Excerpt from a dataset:

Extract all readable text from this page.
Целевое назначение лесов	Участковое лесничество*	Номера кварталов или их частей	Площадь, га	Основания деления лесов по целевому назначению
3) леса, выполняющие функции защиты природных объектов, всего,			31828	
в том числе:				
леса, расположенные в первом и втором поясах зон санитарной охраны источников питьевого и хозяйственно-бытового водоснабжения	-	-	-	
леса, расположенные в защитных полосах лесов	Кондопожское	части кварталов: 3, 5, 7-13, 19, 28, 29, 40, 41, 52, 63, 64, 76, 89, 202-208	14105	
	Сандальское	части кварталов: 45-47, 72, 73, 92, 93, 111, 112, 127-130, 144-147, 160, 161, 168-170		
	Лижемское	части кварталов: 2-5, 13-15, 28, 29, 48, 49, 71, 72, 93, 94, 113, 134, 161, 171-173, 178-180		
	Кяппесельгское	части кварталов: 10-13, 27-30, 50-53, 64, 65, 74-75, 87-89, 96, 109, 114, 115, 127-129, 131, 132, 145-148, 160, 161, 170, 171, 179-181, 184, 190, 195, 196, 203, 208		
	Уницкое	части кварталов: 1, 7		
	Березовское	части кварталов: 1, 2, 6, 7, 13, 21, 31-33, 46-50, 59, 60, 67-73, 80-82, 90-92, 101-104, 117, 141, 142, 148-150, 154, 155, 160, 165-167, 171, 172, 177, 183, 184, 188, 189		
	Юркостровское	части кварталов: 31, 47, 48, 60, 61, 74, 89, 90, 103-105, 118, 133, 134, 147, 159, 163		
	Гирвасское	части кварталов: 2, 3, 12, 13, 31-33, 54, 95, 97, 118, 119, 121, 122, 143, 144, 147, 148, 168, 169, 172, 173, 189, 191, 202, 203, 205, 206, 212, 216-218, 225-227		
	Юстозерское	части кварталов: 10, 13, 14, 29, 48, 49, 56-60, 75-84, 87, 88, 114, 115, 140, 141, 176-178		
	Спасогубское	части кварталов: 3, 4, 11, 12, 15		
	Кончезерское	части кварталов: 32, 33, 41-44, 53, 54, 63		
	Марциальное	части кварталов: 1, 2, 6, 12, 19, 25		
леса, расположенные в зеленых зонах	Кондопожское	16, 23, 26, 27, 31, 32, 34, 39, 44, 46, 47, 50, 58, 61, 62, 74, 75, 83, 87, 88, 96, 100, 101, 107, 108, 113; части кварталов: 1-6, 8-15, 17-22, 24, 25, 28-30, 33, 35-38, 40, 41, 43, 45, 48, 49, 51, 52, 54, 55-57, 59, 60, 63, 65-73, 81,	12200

Required work: Using the entries above, return each line in which the word "Кондопожское" occurs.

Answer below:
леса, расположенные в защитных полосах лесов	Кондопожское	части кварталов: 3, 5, 7-13, 19, 28, 29, 40, 41, 52, 63, 64, 76, 89, 202-208	14105	
леса, расположенные в зеленых зонах	Кондопожское	16, 23, 26, 27, 31, 32, 34, 39, 44, 46, 47, 50, 58, 61, 62, 74, 75, 83, 87, 88, 96, 100, 101, 107, 108, 113; части кварталов: 1-6, 8-15, 17-22, 24, 25, 28-30, 33, 35-38, 40, 41, 43, 45, 48, 49, 51, 52, 54, 55-57, 59, 60, 63, 65-73, 81,	12200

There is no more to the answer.